Brief – Starting at the line that contains "Decode this image", print every remaining line of the entries, unchanged, and output nothing more.

Records to use –
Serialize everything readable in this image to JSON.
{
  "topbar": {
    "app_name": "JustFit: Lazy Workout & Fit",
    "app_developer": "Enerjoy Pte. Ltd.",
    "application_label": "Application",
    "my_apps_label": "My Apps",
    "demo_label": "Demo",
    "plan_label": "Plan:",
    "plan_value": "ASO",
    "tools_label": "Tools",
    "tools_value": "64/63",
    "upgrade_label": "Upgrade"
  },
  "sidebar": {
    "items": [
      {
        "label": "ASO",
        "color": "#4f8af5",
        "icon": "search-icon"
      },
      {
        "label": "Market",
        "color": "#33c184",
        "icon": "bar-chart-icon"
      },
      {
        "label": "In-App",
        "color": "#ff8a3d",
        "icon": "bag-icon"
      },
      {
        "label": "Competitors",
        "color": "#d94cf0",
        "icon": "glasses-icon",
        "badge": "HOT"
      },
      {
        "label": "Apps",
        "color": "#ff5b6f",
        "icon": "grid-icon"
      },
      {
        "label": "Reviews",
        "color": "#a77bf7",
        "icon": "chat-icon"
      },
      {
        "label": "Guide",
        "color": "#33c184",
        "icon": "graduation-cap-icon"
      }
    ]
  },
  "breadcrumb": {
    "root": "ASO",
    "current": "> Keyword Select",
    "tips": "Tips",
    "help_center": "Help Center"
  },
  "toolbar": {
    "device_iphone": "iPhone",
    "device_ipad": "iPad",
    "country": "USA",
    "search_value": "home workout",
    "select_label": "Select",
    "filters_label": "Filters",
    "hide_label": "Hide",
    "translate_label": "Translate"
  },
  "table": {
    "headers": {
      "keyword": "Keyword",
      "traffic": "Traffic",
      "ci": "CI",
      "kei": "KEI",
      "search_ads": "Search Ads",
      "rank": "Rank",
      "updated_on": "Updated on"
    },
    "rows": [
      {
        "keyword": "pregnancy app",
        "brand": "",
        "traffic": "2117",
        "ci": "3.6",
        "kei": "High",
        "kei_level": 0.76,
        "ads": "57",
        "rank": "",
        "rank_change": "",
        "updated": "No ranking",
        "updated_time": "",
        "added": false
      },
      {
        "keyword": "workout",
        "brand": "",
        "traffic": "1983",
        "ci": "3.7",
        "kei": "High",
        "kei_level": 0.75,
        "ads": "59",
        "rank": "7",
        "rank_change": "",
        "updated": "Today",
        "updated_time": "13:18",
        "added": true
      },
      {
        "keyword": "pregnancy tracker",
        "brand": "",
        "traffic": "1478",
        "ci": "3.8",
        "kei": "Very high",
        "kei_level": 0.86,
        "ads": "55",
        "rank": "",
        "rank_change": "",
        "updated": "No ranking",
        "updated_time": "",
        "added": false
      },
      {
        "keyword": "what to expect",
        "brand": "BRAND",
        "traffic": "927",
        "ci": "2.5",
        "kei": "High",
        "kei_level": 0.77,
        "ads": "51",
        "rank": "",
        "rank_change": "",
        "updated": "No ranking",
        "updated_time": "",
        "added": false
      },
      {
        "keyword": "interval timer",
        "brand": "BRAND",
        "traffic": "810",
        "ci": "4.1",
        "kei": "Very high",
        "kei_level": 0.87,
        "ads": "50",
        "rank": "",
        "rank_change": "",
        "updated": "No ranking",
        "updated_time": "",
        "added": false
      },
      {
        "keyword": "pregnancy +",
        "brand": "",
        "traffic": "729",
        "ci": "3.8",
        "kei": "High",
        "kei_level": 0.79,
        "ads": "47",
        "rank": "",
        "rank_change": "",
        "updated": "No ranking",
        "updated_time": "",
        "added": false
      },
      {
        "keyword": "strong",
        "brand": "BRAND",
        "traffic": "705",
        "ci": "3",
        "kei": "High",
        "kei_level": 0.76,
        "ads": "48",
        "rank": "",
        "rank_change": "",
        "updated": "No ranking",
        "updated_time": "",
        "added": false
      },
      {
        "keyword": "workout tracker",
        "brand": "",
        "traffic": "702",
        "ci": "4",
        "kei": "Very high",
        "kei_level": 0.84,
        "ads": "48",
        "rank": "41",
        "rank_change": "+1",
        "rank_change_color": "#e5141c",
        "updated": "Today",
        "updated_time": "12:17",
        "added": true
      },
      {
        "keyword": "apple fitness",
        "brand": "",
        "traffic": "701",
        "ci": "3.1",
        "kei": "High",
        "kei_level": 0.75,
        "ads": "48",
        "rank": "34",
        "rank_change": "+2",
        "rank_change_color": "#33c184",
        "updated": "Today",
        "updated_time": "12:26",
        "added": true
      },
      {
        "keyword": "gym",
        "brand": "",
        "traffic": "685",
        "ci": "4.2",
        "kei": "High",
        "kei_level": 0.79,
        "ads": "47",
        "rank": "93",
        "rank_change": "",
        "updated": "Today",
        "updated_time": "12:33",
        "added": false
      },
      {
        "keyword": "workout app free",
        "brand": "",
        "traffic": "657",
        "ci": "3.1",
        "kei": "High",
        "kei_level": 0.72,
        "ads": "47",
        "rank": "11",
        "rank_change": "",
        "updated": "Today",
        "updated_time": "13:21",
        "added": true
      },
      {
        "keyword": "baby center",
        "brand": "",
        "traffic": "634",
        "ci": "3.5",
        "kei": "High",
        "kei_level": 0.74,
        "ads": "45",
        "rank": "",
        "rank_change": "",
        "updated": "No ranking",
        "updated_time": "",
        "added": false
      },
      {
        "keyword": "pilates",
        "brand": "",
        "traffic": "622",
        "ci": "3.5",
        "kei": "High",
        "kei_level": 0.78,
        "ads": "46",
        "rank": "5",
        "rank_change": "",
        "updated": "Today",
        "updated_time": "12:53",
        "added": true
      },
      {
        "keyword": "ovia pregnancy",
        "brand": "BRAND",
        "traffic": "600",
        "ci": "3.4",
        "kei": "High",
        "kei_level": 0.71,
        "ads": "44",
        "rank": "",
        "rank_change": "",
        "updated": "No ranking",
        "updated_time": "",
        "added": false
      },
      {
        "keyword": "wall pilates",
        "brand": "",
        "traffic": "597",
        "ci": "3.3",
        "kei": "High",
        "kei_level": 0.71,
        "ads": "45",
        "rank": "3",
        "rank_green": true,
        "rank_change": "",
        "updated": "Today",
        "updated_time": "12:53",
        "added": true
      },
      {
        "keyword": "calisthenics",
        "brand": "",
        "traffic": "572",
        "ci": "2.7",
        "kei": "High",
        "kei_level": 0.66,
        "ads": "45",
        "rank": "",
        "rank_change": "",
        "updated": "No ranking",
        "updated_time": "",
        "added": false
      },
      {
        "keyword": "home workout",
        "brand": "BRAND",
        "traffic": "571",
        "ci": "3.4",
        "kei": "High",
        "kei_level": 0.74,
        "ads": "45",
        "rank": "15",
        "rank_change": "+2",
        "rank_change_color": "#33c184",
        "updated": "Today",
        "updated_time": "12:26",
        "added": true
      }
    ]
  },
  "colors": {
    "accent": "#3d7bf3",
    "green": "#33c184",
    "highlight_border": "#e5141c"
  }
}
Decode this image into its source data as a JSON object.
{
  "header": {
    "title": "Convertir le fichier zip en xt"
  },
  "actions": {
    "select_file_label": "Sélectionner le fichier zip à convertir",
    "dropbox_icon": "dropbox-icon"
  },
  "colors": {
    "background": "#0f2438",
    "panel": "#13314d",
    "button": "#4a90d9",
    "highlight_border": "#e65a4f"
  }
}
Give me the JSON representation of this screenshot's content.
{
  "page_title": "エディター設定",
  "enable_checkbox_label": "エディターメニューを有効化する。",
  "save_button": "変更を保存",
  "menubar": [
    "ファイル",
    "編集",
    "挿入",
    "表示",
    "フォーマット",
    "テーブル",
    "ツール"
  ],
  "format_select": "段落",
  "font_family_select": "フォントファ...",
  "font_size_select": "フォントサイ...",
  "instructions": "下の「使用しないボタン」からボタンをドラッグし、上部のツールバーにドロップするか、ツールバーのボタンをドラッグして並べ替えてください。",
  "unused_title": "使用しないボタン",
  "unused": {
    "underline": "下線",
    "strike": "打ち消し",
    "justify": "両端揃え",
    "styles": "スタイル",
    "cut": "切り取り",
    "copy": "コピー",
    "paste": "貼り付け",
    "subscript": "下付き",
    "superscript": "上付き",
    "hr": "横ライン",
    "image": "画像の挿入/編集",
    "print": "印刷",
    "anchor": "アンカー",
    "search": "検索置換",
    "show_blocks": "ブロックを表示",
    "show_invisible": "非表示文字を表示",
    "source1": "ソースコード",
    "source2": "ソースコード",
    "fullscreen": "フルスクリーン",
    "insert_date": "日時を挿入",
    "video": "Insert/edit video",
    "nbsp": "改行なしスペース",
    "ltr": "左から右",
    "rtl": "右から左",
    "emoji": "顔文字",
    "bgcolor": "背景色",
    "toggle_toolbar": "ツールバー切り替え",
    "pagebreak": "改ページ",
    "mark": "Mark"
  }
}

Solution to this task –
Decode this image into its source data as a JSON object.
{
  "header": {
    "title": "Convertir le fichier zip en xt"
  },
  "actions": {
    "select_file_label": "Sélectionner le fichier zip à convertir",
    "dropbox_icon": "dropbox-icon"
  },
  "colors": {
    "background": "#0f2438",
    "panel": "#13314d",
    "button": "#4a90d9",
    "highlight_border": "#e65a4f"
  }
}
Give me the JSON representation of this screenshot's content.
{
  "page_title": "エディター設定",
  "enable_checkbox_label": "エディターメニューを有効化する。",
  "save_button": "変更を保存",
  "menubar": [
    "ファイル",
    "編集",
    "挿入",
    "表示",
    "フォーマット",
    "テーブル",
    "ツール"
  ],
  "format_select": "段落",
  "font_family_select": "フォントファ...",
  "font_size_select": "フォントサイ...",
  "instructions": "下の「使用しないボタン」からボタンをドラッグし、上部のツールバーにドロップするか、ツールバーのボタンをドラッグして並べ替えてください。",
  "unused_title": "使用しないボタン",
  "unused": {
    "underline": "下線",
    "strike": "打ち消し",
    "justify": "両端揃え",
    "styles": "スタイル",
    "cut": "切り取り",
    "copy": "コピー",
    "paste": "貼り付け",
    "subscript": "下付き",
    "superscript": "上付き",
    "hr": "横ライン",
    "image": "画像の挿入/編集",
    "print": "印刷",
    "anchor": "アンカー",
    "search": "検索置換",
    "show_blocks": "ブロックを表示",
    "show_invisible": "非表示文字を表示",
    "source1": "ソースコード",
    "source2": "ソースコード",
    "fullscreen": "フルスクリーン",
    "insert_date": "日時を挿入",
    "video": "Insert/edit video",
    "nbsp": "改行なしスペース",
    "ltr": "左から右",
    "rtl": "右から左",
    "emoji": "顔文字",
    "bgcolor": "背景色",
    "toggle_toolbar": "ツールバー切り替え",
    "pagebreak": "改ページ",
    "mark": "Mark"
  }
}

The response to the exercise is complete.